== DATA FOR THIS TASK

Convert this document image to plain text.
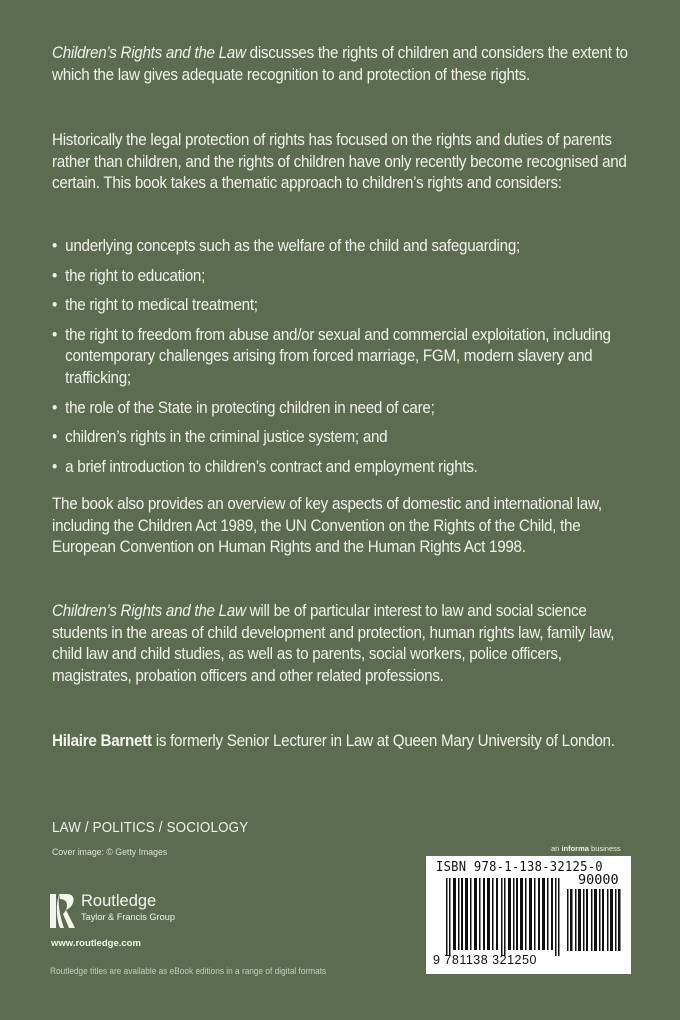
Children’s Rights and the Law discusses the rights of children and considers the extent to which the law gives adequate recognition to and protection of these rights.

Historically the legal protection of rights has focused on the rights and duties of parents rather than children, and the rights of children have only recently become recognised and certain. This book takes a thematic approach to children’s rights and considers:

• underlying concepts such as the welfare of the child and safeguarding;
• the right to education;
• the right to medical treatment;
• the right to freedom from abuse and/or sexual and commercial exploitation, including contemporary challenges arising from forced marriage, FGM, modern slavery and trafficking;
• the role of the State in protecting children in need of care;
• children’s rights in the criminal justice system; and
• a brief introduction to children’s contract and employment rights.

The book also provides an overview of key aspects of domestic and international law, including the Children Act 1989, the UN Convention on the Rights of the Child, the European Convention on Human Rights and the Human Rights Act 1998.

Children’s Rights and the Law will be of particular interest to law and social science students in the areas of child development and protection, human rights law, family law, child law and child studies, as well as to parents, social workers, police officers, magistrates, probation officers and other related professions.

Hilaire Barnett is formerly Senior Lecturer in Law at Queen Mary University of London.

LAW / POLITICS / SOCIOLOGY
Cover image: © Getty Images
Routledge
Taylor & Francis Group
www.routledge.com
Routledge titles are available as eBook editions in a range of digital formats
an informa business
ISBN 978-1-138-32125-0
90000
9 781138 321250
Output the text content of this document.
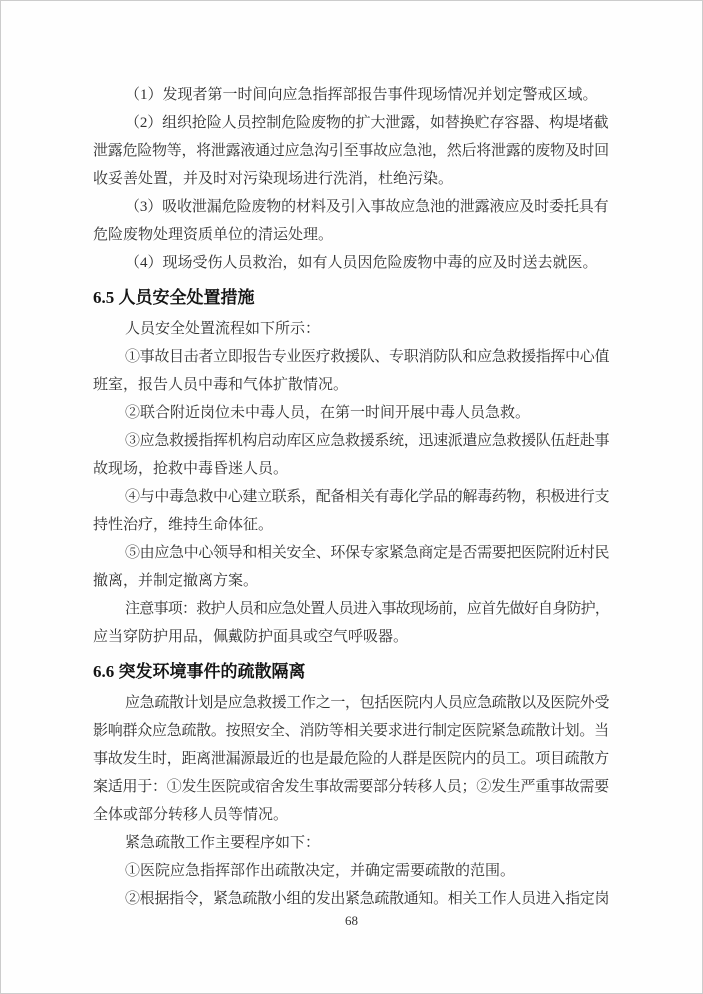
（1）发现者第一时间向应急指挥部报告事件现场情况并划定警戒区域。
（2）组织抢险人员控制危险废物的扩大泄露，如替换贮存容器、构堤堵截
泄露危险物等，将泄露液通过应急沟引至事故应急池，然后将泄露的废物及时回
收妥善处置，并及时对污染现场进行洗消，杜绝污染。
（3）吸收泄漏危险废物的材料及引入事故应急池的泄露液应及时委托具有
危险废物处理资质单位的清运处理。
（4）现场受伤人员救治，如有人员因危险废物中毒的应及时送去就医。
6.5 人员安全处置措施
人员安全处置流程如下所示：
①事故目击者立即报告专业医疗救援队、专职消防队和应急救援指挥中心值
班室，报告人员中毒和气体扩散情况。
②联合附近岗位未中毒人员，在第一时间开展中毒人员急救。
③应急救援指挥机构启动库区应急救援系统，迅速派遣应急救援队伍赶赴事
故现场，抢救中毒昏迷人员。
④与中毒急救中心建立联系，配备相关有毒化学品的解毒药物，积极进行支
持性治疗，维持生命体征。
⑤由应急中心领导和相关安全、环保专家紧急商定是否需要把医院附近村民
撤离，并制定撤离方案。
注意事项：救护人员和应急处置人员进入事故现场前，应首先做好自身防护，
应当穿防护用品，佩戴防护面具或空气呼吸器。
6.6 突发环境事件的疏散隔离
应急疏散计划是应急救援工作之一，包括医院内人员应急疏散以及医院外受
影响群众应急疏散。按照安全、消防等相关要求进行制定医院紧急疏散计划。当
事故发生时，距离泄漏源最近的也是最危险的人群是医院内的员工。项目疏散方
案适用于：①发生医院或宿舍发生事故需要部分转移人员；②发生严重事故需要
全体或部分转移人员等情况。
紧急疏散工作主要程序如下：
①医院应急指挥部作出疏散决定，并确定需要疏散的范围。
②根据指令，紧急疏散小组的发出紧急疏散通知。相关工作人员进入指定岗
68
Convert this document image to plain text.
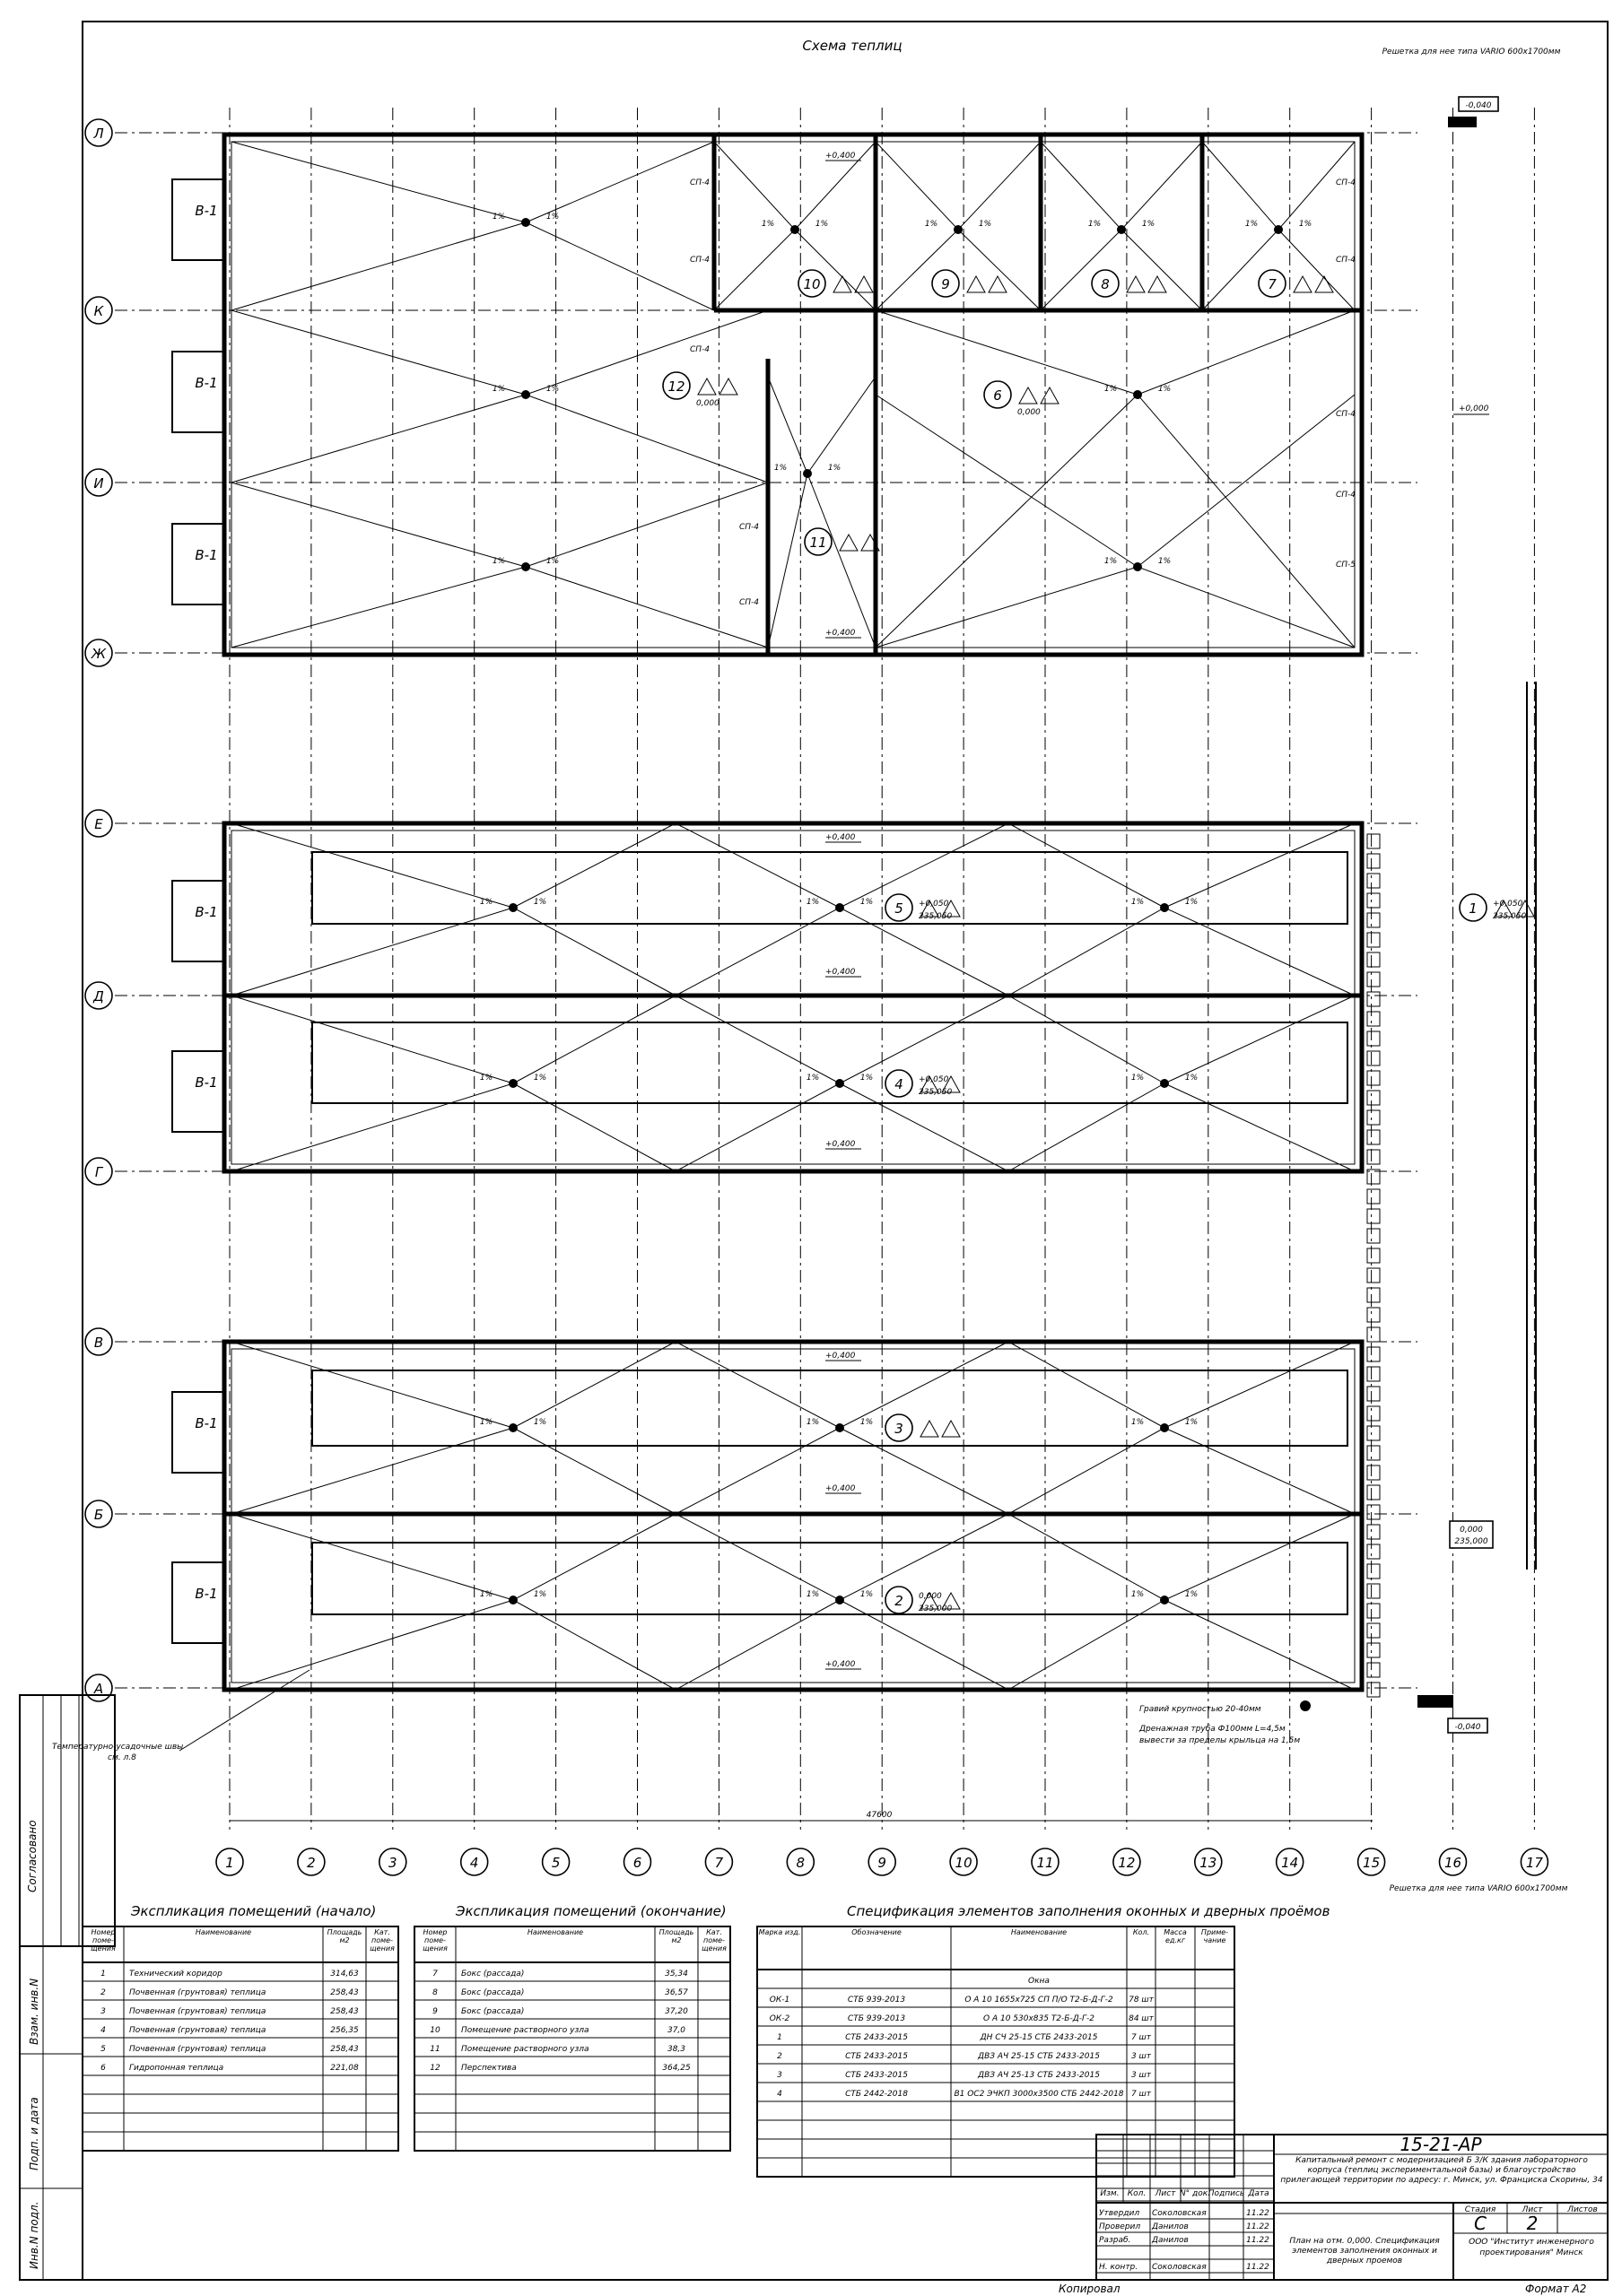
Схема теплиц
1	2	3	4	5	6	7	8	9	10	11	12	13	14	15	16	17
Л
К
И
Ж
Е
Д
Г
В
Б
А
В-1
В-1
В-1
В-1
В-1
В-1
В-1
1%	1%
1%	1%
1%	1%
1%	1%	1%	1%	1%	1%	1%	1%
1%	1%
1%	1%
1%	1%
1%	1%	1%	1%	1%	1%
1%	1%	1%	1%	1%	1%
1%	1%	1%	1%	1%	1%
1%	1%	1%	1%	1%	1%
+0,400
+0,400
+0,400
+0,400
+0,400
+0,400
+0,400
+0,400
СП-4
СП-4
СП-4
СП-4
СП-4
СП-4
СП-4
СП-4
СП-4
СП-5
12
0,000
10	9	8	7
6
0,000
11
5 +0,050
235,050
4 +0,050
235,050
3
2 0,000
235,000
1 +0,050
235,050
Решетка для нее типа VARIO 600х1700мм
-0,040
Решетка для нее типа VARIO 600х1700мм
-0,040
Гравий крупностью 20-40мм
Дренажная труба Ф100мм L=4,5м
вывести за пределы крыльца на 1,5м
Температурно-усадочные швы
см. л.8
47600
+0,000
0,000
235,000
Согласовано
Инв.N подл.
Подп. и дата
Взам. инв.N
Экспликация помещений (начало)
Номер поме-щения
Наименование	Площадь м2
Кат. поме-щения
1	Технический коридор	314,63
2	Почвенная (грунтовая) теплица	258,43
3	Почвенная (грунтовая) теплица	258,43
4	Почвенная (грунтовая) теплица	256,35
5	Почвенная (грунтовая) теплица	258,43
6	Гидропонная теплица	221,08
Экспликация помещений (окончание)
Номер поме-щения
Наименование	Площадь м2
Кат. поме-щения
7	Бокс (рассада)	35,34
8	Бокс (рассада)	36,57
9	Бокс (рассада)	37,20
10	Помещение растворного узла	37,0
11	Помещение растворного узла	38,3
12	Перспектива	364,25
Спецификация элементов заполнения оконных и дверных проёмов
Марка изд.	Обозначение	Наименование	Кол.	Масса ед.кг
Приме-чание
Окна
ОК-1	СТБ 939-2013	О А 10 1655х725 СП П/О Т2-Б-Д-Г-2 78 шт
ОК-2	СТБ 939-2013	О А 10 530х835 Т2-Б-Д-Г-2	84 шт
1	СТБ 2433-2015	ДН СЧ 25-15 СТБ 2433-2015	7 шт
2	СТБ 2433-2015	ДВЗ АЧ 25-15 СТБ 2433-2015	3 шт
3	СТБ 2433-2015	ДВЗ АЧ 25-13 СТБ 2433-2015	3 шт
4	СТБ 2442-2018	В1 ОС2 ЭЧКП 3000х3500 СТБ 2442-2018 7 шт
15-21-АР
Капитальный ремонт с модернизацией Б 3/К здания лабораторного корпуса (теплиц экспериментальной базы) и благоустройство прилегающей территории по адресу: г. Минск, ул. Франциска Скорины, 34
Стадия	Лист	Листов
С 2
План на отм. 0,000. Спецификация элементов заполнения оконных и дверных проемов
ООО "Институт инженерного проектирования" Минск
Изм. Кол. Лист N° док.
Подпись Дата
Утвердил Соколовская	11.22
Проверил Данилов	11.22
Разраб.	Данилов	11.22
Н. контр. Соколовская	11.22
Копировал	Формат А2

====

▶ [EXERCISE]
Leave out the pictures and give the rest of the records again exactly.

▶ [RESULT BELOW]
Convert this document image to plain text.
Children’s Rights and the Law discusses the rights of children and considers the extent to which the law gives adequate recognition to and protection of these rights.

Historically the legal protection of rights has focused on the rights and duties of parents rather than children, and the rights of children have only recently become recognised and certain. This book takes a thematic approach to children’s rights and considers:

• underlying concepts such as the welfare of the child and safeguarding;
• the right to education;
• the right to medical treatment;
• the right to freedom from abuse and/or sexual and commercial exploitation, including contemporary challenges arising from forced marriage, FGM, modern slavery and trafficking;
• the role of the State in protecting children in need of care;
• children’s rights in the criminal justice system; and
• a brief introduction to children’s contract and employment rights.

The book also provides an overview of key aspects of domestic and international law, including the Children Act 1989, the UN Convention on the Rights of the Child, the European Convention on Human Rights and the Human Rights Act 1998.

Children’s Rights and the Law will be of particular interest to law and social science students in the areas of child development and protection, human rights law, family law, child law and child studies, as well as to parents, social workers, police officers, magistrates, probation officers and other related professions.

Hilaire Barnett is formerly Senior Lecturer in Law at Queen Mary University of London.

LAW / POLITICS / SOCIOLOGY
Cover image: © Getty Images
Routledge
Taylor & Francis Group
www.routledge.com
Routledge titles are available as eBook editions in a range of digital formats
an informa business
ISBN 978-1-138-32125-0
90000
9 781138 321250
Output the text content of this document.
（1）发现者第一时间向应急指挥部报告事件现场情况并划定警戒区域。
（2）组织抢险人员控制危险废物的扩大泄露，如替换贮存容器、构堤堵截
泄露危险物等，将泄露液通过应急沟引至事故应急池，然后将泄露的废物及时回
收妥善处置，并及时对污染现场进行洗消，杜绝污染。
（3）吸收泄漏危险废物的材料及引入事故应急池的泄露液应及时委托具有
危险废物处理资质单位的清运处理。
（4）现场受伤人员救治，如有人员因危险废物中毒的应及时送去就医。
6.5 人员安全处置措施
人员安全处置流程如下所示：
①事故目击者立即报告专业医疗救援队、专职消防队和应急救援指挥中心值
班室，报告人员中毒和气体扩散情况。
②联合附近岗位未中毒人员，在第一时间开展中毒人员急救。
③应急救援指挥机构启动库区应急救援系统，迅速派遣应急救援队伍赶赴事
故现场，抢救中毒昏迷人员。
④与中毒急救中心建立联系，配备相关有毒化学品的解毒药物，积极进行支
持性治疗，维持生命体征。
⑤由应急中心领导和相关安全、环保专家紧急商定是否需要把医院附近村民
撤离，并制定撤离方案。
注意事项：救护人员和应急处置人员进入事故现场前，应首先做好自身防护，
应当穿防护用品，佩戴防护面具或空气呼吸器。
6.6 突发环境事件的疏散隔离
应急疏散计划是应急救援工作之一，包括医院内人员应急疏散以及医院外受
影响群众应急疏散。按照安全、消防等相关要求进行制定医院紧急疏散计划。当
事故发生时，距离泄漏源最近的也是最危险的人群是医院内的员工。项目疏散方
案适用于：①发生医院或宿舍发生事故需要部分转移人员；②发生严重事故需要
全体或部分转移人员等情况。
紧急疏散工作主要程序如下：
①医院应急指挥部作出疏散决定，并确定需要疏散的范围。
②根据指令，紧急疏散小组的发出紧急疏散通知。相关工作人员进入指定岗
68
Convert this document image to plain text.
Схема теплиц
1	2	3	4	5	6	7	8	9	10	11	12	13	14	15	16	17
Л
К
И
Ж
Е
Д
Г
В
Б
А
В-1
В-1
В-1
В-1
В-1
В-1
В-1
1%	1%
1%	1%
1%	1%
1%	1%	1%	1%	1%	1%	1%	1%
1%	1%
1%	1%
1%	1%
1%	1%	1%	1%	1%	1%
1%	1%	1%	1%	1%	1%
1%	1%	1%	1%	1%	1%
1%	1%	1%	1%	1%	1%
+0,400
+0,400
+0,400
+0,400
+0,400
+0,400
+0,400
+0,400
СП-4
СП-4
СП-4
СП-4
СП-4
СП-4
СП-4
СП-4
СП-4
СП-5
12
0,000
10	9	8	7
6
0,000
11
5 +0,050
235,050
4 +0,050
235,050
3
2 0,000
235,000
1 +0,050
235,050
Решетка для нее типа VARIO 600х1700мм
-0,040
Решетка для нее типа VARIO 600х1700мм
-0,040
Гравий крупностью 20-40мм
Дренажная труба Ф100мм L=4,5м
вывести за пределы крыльца на 1,5м
Температурно-усадочные швы
см. л.8
47600
+0,000
0,000
235,000
Согласовано
Инв.N подл.
Подп. и дата
Взам. инв.N
Экспликация помещений (начало)
Номер поме-щения
Наименование	Площадь м2
Кат. поме-щения
1	Технический коридор	314,63
2	Почвенная (грунтовая) теплица	258,43
3	Почвенная (грунтовая) теплица	258,43
4	Почвенная (грунтовая) теплица	256,35
5	Почвенная (грунтовая) теплица	258,43
6	Гидропонная теплица	221,08
Экспликация помещений (окончание)
Номер поме-щения
Наименование	Площадь м2
Кат. поме-щения
7	Бокс (рассада)	35,34
8	Бокс (рассада)	36,57
9	Бокс (рассада)	37,20
10	Помещение растворного узла	37,0
11	Помещение растворного узла	38,3
12	Перспектива	364,25
Спецификация элементов заполнения оконных и дверных проёмов
Марка изд.	Обозначение	Наименование	Кол.	Масса ед.кг
Приме-чание
Окна
ОК-1	СТБ 939-2013	О А 10 1655х725 СП П/О Т2-Б-Д-Г-2 78 шт
ОК-2	СТБ 939-2013	О А 10 530х835 Т2-Б-Д-Г-2	84 шт
1	СТБ 2433-2015	ДН СЧ 25-15 СТБ 2433-2015	7 шт
2	СТБ 2433-2015	ДВЗ АЧ 25-15 СТБ 2433-2015	3 шт
3	СТБ 2433-2015	ДВЗ АЧ 25-13 СТБ 2433-2015	3 шт
4	СТБ 2442-2018	В1 ОС2 ЭЧКП 3000х3500 СТБ 2442-2018 7 шт
15-21-АР
Капитальный ремонт с модернизацией Б 3/К здания лабораторного корпуса (теплиц экспериментальной базы) и благоустройство прилегающей территории по адресу: г. Минск, ул. Франциска Скорины, 34
Стадия	Лист	Листов
С 2
План на отм. 0,000. Спецификация элементов заполнения оконных и дверных проемов
ООО "Институт инженерного проектирования" Минск
Изм. Кол. Лист N° док.
Подпись Дата
Утвердил Соколовская	11.22
Проверил Данилов	11.22
Разраб.	Данилов	11.22
Н. контр. Соколовская	11.22
Копировал	Формат А2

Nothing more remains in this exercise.